start Dataset content
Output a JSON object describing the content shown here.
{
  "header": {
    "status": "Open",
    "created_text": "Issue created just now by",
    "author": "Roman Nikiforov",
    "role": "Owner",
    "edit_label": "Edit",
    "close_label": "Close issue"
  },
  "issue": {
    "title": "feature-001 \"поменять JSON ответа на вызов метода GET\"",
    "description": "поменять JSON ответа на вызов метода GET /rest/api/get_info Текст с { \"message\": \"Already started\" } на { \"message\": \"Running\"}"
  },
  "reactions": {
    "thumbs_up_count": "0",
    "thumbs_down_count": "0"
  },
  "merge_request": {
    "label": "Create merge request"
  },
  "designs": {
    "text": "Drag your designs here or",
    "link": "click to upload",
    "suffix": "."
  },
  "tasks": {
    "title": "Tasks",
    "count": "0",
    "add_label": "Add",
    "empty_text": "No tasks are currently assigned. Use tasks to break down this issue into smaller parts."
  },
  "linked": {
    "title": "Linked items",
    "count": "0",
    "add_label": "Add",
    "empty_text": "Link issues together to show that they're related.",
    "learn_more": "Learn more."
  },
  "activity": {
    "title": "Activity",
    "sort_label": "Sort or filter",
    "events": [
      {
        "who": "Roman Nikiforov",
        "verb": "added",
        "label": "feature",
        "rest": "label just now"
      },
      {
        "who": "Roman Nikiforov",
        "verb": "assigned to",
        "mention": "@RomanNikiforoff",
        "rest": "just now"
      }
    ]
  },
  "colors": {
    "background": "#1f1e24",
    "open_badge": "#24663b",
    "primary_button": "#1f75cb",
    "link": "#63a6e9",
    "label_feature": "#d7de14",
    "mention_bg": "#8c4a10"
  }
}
end Dataset content
start Dataset content
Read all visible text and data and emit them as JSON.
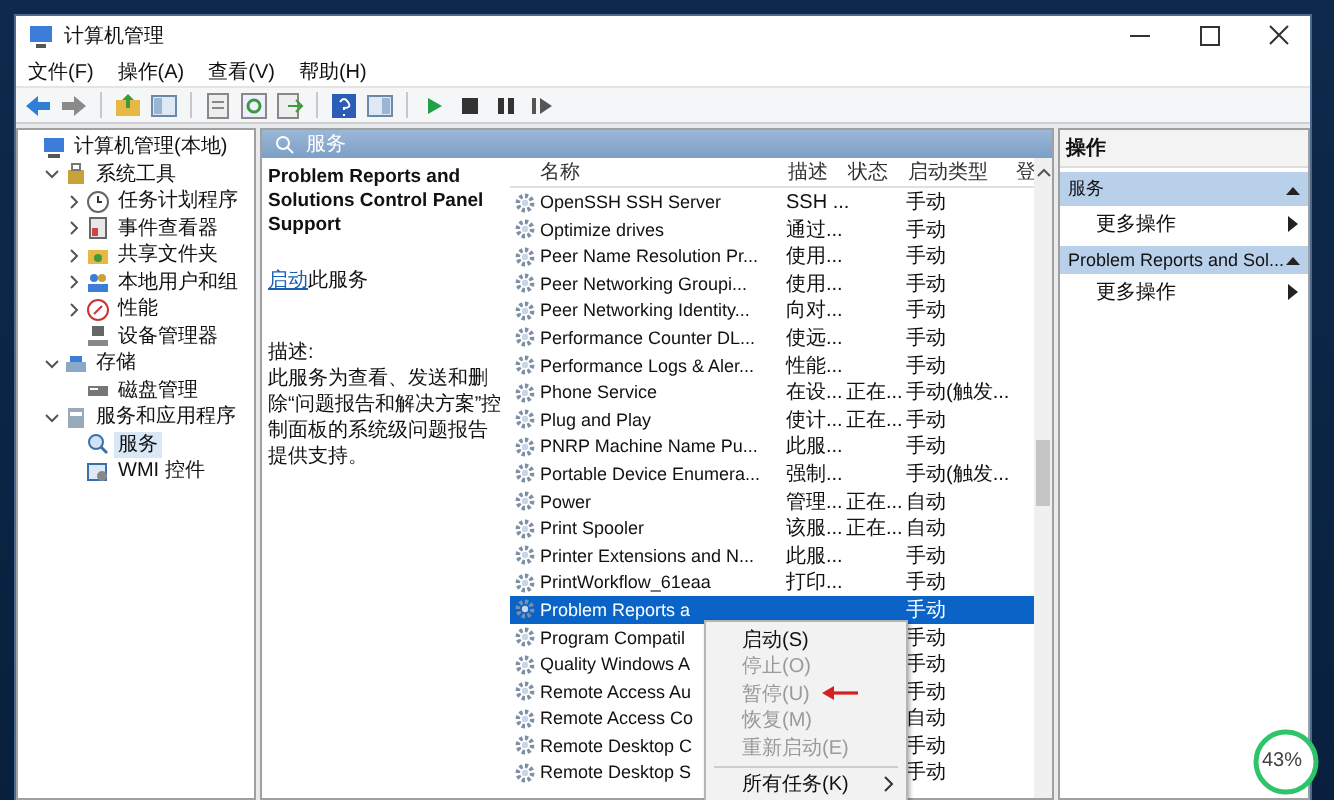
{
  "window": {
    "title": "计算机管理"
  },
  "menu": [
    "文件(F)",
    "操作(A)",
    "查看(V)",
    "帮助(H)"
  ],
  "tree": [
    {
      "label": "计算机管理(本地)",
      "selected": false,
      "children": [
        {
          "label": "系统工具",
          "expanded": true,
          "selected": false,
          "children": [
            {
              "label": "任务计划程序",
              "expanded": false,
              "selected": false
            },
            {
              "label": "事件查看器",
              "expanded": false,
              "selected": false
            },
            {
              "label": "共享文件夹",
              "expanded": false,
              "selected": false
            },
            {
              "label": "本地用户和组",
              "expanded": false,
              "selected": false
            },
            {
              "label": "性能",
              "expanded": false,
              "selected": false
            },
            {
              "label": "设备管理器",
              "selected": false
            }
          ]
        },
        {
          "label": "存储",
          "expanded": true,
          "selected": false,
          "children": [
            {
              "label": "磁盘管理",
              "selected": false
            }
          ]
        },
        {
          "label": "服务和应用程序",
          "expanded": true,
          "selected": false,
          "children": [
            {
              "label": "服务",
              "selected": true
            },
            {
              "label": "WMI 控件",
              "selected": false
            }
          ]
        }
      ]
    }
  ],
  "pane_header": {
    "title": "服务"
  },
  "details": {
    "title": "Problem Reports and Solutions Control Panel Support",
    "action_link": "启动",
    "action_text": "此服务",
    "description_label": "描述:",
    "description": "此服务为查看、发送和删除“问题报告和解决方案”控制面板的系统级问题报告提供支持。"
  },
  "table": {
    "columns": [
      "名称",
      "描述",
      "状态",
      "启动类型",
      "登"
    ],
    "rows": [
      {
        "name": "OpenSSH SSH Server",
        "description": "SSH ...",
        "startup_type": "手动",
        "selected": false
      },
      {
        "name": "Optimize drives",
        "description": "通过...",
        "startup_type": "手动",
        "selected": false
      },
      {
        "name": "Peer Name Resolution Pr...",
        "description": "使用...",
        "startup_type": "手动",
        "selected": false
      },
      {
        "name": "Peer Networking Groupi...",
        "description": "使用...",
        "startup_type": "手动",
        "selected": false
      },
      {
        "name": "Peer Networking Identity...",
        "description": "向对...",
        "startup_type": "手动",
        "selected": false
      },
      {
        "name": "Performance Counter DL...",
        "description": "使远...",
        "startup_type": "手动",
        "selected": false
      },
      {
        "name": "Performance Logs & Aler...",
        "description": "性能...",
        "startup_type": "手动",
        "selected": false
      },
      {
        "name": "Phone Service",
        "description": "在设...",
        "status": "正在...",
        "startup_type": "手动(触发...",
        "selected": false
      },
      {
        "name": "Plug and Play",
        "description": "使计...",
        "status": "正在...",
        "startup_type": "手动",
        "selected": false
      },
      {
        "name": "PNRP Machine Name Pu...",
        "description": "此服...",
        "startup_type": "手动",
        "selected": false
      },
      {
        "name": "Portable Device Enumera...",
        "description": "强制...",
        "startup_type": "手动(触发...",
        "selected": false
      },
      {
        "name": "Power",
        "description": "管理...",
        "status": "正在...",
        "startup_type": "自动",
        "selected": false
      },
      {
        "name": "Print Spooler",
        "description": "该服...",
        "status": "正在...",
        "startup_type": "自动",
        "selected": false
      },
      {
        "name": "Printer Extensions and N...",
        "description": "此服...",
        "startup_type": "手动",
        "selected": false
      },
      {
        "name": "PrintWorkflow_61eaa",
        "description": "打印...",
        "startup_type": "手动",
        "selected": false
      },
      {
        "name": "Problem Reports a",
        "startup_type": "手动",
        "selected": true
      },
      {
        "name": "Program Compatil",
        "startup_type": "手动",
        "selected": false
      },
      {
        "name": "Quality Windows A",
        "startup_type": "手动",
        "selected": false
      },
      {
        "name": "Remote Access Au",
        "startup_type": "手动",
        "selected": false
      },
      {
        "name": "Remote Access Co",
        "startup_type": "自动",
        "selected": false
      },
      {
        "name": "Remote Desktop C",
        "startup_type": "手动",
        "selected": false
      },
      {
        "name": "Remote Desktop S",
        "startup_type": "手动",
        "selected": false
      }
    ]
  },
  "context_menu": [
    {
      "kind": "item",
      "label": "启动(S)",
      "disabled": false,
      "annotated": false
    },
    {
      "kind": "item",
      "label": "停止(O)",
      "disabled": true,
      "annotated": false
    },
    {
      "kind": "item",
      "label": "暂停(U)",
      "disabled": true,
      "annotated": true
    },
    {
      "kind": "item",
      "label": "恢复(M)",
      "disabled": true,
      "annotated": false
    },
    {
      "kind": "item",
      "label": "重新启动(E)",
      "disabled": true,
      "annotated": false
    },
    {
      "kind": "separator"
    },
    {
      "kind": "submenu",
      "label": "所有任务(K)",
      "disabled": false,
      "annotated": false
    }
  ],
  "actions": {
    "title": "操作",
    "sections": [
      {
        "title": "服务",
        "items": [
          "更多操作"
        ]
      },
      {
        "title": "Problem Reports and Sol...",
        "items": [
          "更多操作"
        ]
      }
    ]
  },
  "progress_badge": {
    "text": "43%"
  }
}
end Dataset content
**Set problem**
Find the lines holding "Networking" and list every one.

**Correct answer**
        "name": "Peer Networking Groupi...",
        "name": "Peer Networking Identity...",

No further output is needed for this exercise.